» PROBLEMI E COMPITI:
a - Rispondi alle domande seguenti sul testo dedicato al nuovo disco di Ermal Meta:
(i) Come si intitola il disco e in che giorno esce?
(ii) Chi firmerà la recensione canonica del disco?
(iii) In quale luogo si svolge l'ascolto descritto?
b - Prosegui il testo sul nuovo disco di Ermal Meta, riprendendo subito dopo l'ultima frase riportata.

Le polemiche sono finite e per fortuna si può tornare a parlare di canzoni.
Capita che ti viene data la possibilità di ascoltare il nuovo disco di Ermal Meta Non abbiamo armi, in uscita proprio oggi 9 febbraio, con qualche giorno di anticipo.
Sia chiaro, questa non è una recensione, dare voti o a raccontarvi se la cassa è in quattro non è propria roba mia, io faccio quello che ho fatto per tutta la vita, lavorativa e non, ascolto di pancia e petto. Per la canonica recensione di questo disco abbiate pazienza ancora qualche giorno e arriverà Fabio Fiume…
Tornando a noi, capita che questo famoso ascolto sia in uno studio di registrazione… tutti seduti con davanti l’autore e interprete di tutti i pezzi del disco… ecco, non c’è via d’uscita… lui con lo sguardo entusiasta come quello di qualcuno che può finalmente rivelare un segreto al mondo, e tu lì di fronte “nudo” perché, a meno che tu sia un ottimo attore, la faccia e gli occhi dicono tutto mentre ascolti la sua musica… tradiscono ogni emozione, positiva o negativa che sia e, nel mio caso, se una cosa non mi piace è impossibile celarlo, che l’artista mi piaccia o no poco conta.

» ELENCO DATI:

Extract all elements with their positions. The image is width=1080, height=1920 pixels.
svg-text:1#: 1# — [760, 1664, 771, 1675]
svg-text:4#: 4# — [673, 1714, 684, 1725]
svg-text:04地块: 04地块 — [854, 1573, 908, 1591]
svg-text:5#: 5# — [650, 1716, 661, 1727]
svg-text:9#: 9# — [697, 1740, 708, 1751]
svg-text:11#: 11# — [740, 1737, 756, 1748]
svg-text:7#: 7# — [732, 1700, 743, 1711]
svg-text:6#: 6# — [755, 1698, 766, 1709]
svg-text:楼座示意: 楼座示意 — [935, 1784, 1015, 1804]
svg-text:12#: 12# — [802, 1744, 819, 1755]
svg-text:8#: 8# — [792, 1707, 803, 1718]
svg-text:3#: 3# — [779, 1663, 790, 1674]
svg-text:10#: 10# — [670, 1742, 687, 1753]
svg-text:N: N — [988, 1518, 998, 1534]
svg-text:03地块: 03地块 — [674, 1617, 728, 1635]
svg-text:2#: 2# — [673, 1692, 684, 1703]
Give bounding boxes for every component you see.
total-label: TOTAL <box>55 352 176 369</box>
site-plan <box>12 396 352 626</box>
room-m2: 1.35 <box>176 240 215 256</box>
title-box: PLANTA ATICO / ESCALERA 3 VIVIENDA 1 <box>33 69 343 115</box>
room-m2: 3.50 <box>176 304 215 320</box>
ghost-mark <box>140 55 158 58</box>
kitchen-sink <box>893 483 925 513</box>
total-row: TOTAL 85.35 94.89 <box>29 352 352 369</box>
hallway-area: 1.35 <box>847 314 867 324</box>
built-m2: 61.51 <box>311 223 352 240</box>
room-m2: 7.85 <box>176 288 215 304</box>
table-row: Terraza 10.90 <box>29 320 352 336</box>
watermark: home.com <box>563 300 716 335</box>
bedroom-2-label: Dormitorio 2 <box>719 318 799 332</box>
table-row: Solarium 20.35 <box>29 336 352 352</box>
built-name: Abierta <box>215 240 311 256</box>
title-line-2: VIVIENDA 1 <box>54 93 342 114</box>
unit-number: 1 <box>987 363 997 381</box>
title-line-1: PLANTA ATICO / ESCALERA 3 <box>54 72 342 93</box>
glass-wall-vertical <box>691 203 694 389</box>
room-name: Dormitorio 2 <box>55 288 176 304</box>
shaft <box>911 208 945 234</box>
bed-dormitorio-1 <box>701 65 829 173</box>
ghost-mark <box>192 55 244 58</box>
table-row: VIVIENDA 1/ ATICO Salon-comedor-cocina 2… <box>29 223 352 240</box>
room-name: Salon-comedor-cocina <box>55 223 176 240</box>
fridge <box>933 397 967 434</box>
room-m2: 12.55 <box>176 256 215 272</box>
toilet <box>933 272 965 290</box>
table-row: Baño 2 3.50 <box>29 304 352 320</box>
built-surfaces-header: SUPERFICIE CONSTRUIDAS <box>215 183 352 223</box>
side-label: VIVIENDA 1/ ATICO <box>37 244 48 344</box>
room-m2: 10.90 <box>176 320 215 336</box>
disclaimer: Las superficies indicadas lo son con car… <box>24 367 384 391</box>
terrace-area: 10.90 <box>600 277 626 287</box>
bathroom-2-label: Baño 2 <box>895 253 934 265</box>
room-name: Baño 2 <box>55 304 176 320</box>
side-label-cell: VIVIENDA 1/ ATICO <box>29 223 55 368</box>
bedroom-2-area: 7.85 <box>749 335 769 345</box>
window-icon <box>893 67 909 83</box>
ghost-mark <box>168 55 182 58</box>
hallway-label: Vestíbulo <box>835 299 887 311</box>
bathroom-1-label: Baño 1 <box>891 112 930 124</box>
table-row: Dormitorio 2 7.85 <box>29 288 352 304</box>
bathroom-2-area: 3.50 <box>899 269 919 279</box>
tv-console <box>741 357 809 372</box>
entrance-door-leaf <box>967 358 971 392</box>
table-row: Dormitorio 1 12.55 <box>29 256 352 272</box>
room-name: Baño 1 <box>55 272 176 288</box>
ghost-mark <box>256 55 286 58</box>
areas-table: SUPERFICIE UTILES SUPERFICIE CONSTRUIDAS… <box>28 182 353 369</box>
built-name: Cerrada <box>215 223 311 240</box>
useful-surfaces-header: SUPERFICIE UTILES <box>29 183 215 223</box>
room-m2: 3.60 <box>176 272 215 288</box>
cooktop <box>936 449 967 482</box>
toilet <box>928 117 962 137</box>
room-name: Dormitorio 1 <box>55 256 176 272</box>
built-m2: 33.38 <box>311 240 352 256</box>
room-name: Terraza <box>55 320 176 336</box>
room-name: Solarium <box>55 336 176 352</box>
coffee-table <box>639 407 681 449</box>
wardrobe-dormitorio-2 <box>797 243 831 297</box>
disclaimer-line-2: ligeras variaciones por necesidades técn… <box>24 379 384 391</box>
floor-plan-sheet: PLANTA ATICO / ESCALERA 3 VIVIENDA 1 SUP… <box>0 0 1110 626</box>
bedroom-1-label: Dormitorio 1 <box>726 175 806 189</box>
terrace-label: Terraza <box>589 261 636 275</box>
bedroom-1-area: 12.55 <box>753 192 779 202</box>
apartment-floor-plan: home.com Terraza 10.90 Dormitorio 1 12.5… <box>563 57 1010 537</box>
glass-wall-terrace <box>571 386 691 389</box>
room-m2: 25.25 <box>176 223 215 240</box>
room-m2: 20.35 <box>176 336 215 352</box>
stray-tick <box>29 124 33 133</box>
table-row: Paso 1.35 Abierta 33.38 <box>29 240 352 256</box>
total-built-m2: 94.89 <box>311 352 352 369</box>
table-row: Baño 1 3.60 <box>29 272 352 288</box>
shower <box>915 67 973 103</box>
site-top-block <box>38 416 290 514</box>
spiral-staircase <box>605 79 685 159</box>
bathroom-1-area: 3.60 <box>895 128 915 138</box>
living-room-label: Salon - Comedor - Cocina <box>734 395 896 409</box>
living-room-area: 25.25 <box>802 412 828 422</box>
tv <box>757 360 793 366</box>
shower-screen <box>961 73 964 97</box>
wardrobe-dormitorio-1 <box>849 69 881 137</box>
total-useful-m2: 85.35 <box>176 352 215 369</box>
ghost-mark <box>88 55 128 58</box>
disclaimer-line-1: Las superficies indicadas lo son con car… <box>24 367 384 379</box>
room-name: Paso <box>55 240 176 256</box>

» RISPOSTE PER ESERCIZIO:
a -
(i) Il disco si intitola "Non abbiamo armi" ed esce il 9 febbraio.
(ii) La firmerà Fabio Fiume.
(iii) L'ascolto si svolge in uno studio di registrazione.

b -
La vera fortuna è Non abbiamo armi è un disco che ti spiazza. È, per citare un precedente album dello stesso Meta, un album Umano. Puoi ascoltarne la cura con cui è stato prodotto. I suoni, scelti con precisione chirurgica, e mai in modo “paraculo”, passatemi il termine. Puoi constatare quanto è bello quel Charlie in quel pezzo ma, alla fine, tutto questo è solo il vestito, mentre Non abbiamo armi è un disco nudo e colmo di verità. Un album che racconta la vita che si sa, può essere triste e felice allo stesso tempo.
E questa vita la racconta nell’attimo stesso in cui stai vivendo un momento determinate del tuo percorso umano, perché a volte solo scavandoti dentro, e scrivendo in quel preciso momento, potrai cogliere quelle emozioni nella loro cruda interezza. Farà male, ma non saranno mai più così nitide e vere.
È questo che rende eccezionale Non abbiamo armi… la capacità di cristallizzare le grandi emozioni risvegliando le emozioni del tuo vissuto, anche quelle più nascoste… e lo fa usando le parole giuste al momento giusto, tante parole diverse e ben incastrate tra di loro… che scrivere bei testi è quasi un lavoro metodico, come quello di un sarto, ma scrivere verità e renderle testi è tutt’altra storia…
“Questo disco è nato diverso dagli altri” afferma Ermal “è un album che mette insieme i miei precedenti lavori proiettandomi verso il futuro. È il terzo disco in tre anni ed è nato in movimento, grazie ai numerosi stimoli ricevuti in giro, conoscendo gente nuova e le loro storie. Quando sono in giro appunto tutto sul cellulare ovunque io sia, in viaggio sul furgone, in hotel… ecco qui…” ci mostra una serie di note vocali sul cellulare scorrendo il dito, una lista che sembra non aver fine… “queste sono tutte le canzoni che ho scritto negli ultimi cinque anni”.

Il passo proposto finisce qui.